Records for this exercise =>
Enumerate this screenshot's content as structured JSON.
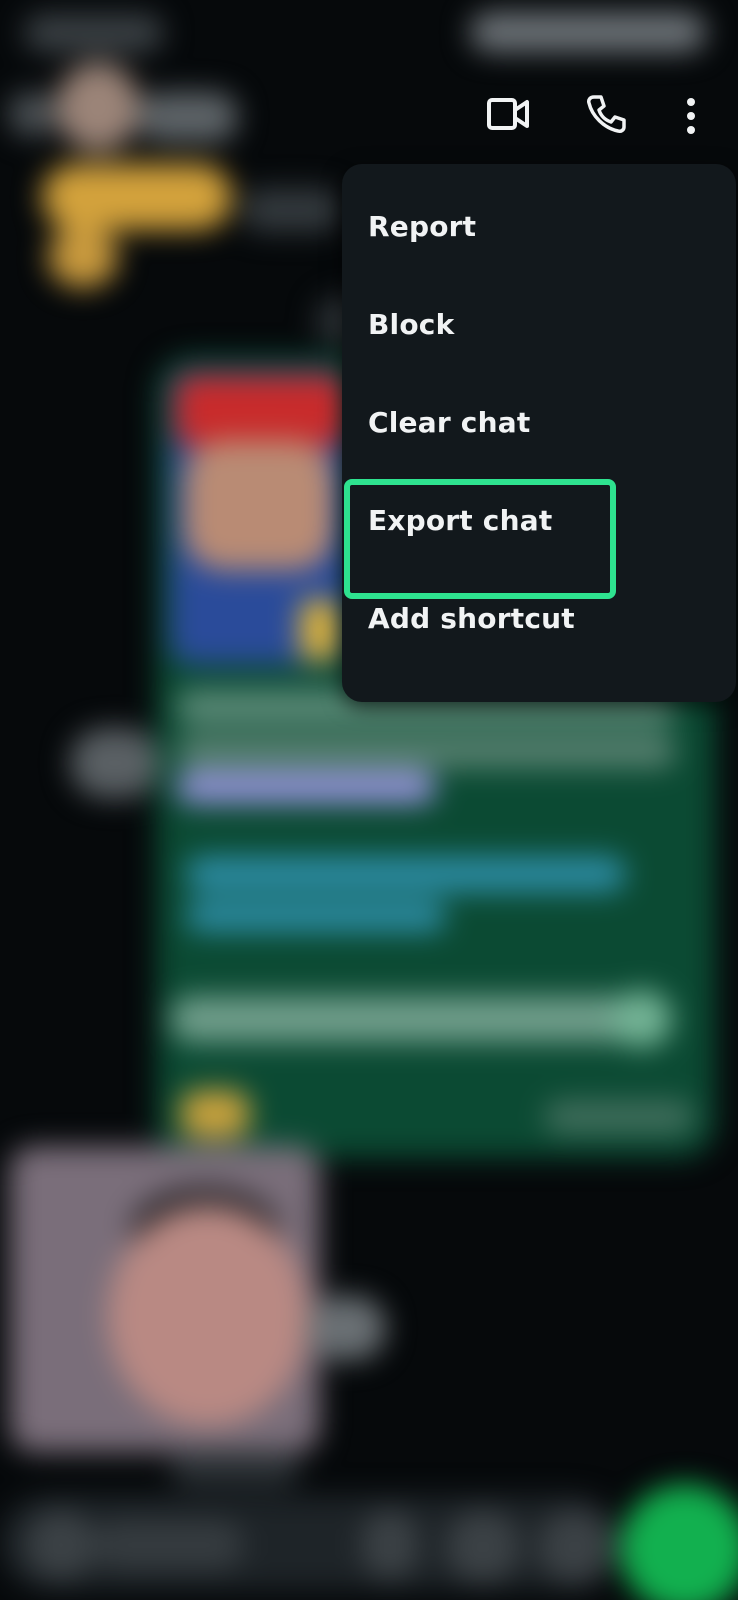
{
  "header": {
    "icons": [
      "video-call-icon",
      "voice-call-icon",
      "more-options-icon"
    ]
  },
  "menu": {
    "items": [
      {
        "label": "Report"
      },
      {
        "label": "Block"
      },
      {
        "label": "Clear chat"
      },
      {
        "label": "Export chat"
      },
      {
        "label": "Add shortcut"
      }
    ],
    "highlighted_item": "Export chat"
  },
  "colors": {
    "menu_bg": "#12181c",
    "highlight": "#2ee28f",
    "bubble": "#0b4a33",
    "mic_button": "#12b04f"
  }
}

What you will do => Pictures in the data above should not be copied; transcribe everything else exactly.

Solution to the problem =>
Enumerate this screenshot's content as structured JSON.
{
  "header": {
    "icons": [
      "video-call-icon",
      "voice-call-icon",
      "more-options-icon"
    ]
  },
  "menu": {
    "items": [
      {
        "label": "Report"
      },
      {
        "label": "Block"
      },
      {
        "label": "Clear chat"
      },
      {
        "label": "Export chat"
      },
      {
        "label": "Add shortcut"
      }
    ],
    "highlighted_item": "Export chat"
  },
  "colors": {
    "menu_bg": "#12181c",
    "highlight": "#2ee28f",
    "bubble": "#0b4a33",
    "mic_button": "#12b04f"
  }
}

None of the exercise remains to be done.